__Excerpted passage__:
Today's most critical issues will be addressed by standards completed in 2016. Quantitative service life predictions will become practical when the industry is mature enough for product designs to stabilize enough to allow time for testing and model development and validation.

__Data supplied__:
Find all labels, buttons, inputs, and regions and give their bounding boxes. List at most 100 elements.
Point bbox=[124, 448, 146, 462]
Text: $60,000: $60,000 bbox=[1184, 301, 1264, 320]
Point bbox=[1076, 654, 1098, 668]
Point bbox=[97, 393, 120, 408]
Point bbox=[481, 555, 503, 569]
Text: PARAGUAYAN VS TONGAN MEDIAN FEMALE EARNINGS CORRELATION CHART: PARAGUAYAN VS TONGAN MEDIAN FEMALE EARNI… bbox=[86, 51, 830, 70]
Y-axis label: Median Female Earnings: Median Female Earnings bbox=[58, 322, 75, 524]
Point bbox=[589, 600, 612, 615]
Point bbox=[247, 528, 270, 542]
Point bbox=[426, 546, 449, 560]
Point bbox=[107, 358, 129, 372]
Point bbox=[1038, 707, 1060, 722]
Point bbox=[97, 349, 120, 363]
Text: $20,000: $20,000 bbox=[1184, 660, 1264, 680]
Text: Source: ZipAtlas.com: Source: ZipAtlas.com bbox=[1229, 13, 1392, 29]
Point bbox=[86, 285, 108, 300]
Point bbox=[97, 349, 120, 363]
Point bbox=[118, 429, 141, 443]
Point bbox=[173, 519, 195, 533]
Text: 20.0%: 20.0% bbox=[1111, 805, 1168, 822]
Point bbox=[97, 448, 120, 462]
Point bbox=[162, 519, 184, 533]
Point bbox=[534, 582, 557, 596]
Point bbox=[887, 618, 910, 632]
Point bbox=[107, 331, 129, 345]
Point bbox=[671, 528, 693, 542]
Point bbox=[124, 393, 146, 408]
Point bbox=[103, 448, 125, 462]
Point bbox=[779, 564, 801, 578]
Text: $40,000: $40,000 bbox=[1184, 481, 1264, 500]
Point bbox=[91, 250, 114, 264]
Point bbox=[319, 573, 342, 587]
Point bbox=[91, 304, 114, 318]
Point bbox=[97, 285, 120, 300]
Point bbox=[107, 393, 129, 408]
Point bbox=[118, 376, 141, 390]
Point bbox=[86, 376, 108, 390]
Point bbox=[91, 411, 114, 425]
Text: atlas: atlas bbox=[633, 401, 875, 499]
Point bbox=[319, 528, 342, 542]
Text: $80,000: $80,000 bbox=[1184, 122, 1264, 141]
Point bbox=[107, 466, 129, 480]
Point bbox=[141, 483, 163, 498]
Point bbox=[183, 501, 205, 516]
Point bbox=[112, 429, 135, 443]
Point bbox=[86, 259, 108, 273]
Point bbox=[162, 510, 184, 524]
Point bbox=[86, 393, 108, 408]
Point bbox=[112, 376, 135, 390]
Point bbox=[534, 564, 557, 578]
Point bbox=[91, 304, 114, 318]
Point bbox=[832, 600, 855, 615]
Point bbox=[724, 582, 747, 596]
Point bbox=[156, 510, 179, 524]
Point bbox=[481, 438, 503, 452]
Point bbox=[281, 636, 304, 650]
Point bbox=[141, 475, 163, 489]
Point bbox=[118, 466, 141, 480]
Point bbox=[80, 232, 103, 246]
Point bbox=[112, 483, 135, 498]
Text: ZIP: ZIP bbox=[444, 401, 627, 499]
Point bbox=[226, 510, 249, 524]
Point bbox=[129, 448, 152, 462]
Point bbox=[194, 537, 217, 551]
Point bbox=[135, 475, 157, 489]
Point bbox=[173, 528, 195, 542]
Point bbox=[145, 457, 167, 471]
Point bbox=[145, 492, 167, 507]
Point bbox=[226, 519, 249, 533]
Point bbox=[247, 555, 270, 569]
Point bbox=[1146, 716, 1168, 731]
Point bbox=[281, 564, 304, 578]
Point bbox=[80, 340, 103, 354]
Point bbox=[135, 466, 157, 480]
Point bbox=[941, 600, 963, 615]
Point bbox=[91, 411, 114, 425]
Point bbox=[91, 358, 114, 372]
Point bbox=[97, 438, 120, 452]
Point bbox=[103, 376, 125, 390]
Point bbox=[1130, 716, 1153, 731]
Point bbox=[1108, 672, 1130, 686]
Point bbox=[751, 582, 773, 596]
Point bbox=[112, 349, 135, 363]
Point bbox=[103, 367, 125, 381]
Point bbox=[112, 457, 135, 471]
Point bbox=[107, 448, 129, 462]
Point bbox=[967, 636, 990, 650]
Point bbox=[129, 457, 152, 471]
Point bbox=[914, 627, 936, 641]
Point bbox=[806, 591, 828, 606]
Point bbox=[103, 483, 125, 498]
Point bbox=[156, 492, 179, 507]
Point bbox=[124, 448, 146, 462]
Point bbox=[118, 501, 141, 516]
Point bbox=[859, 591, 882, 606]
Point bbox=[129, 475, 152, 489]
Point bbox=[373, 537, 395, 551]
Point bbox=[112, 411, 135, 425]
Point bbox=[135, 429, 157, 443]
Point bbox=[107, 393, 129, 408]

__Things to do__:
• a. Rewrite everything from "Today's most critical" down to "development and validation." in the passage on service life predictions, putting "sector" in place of "industry".
• b. According to the passage on service life predictions, in what year will the standards addressing today's most critical issues be completed?

__List of solutions__:
• a.
Today's most critical issues will be addressed by standards completed in 2016. Quantitative service life predictions will become practical when the sector is mature enough for product designs to stabilize enough to allow time for testing and model development and validation.

• b. 2016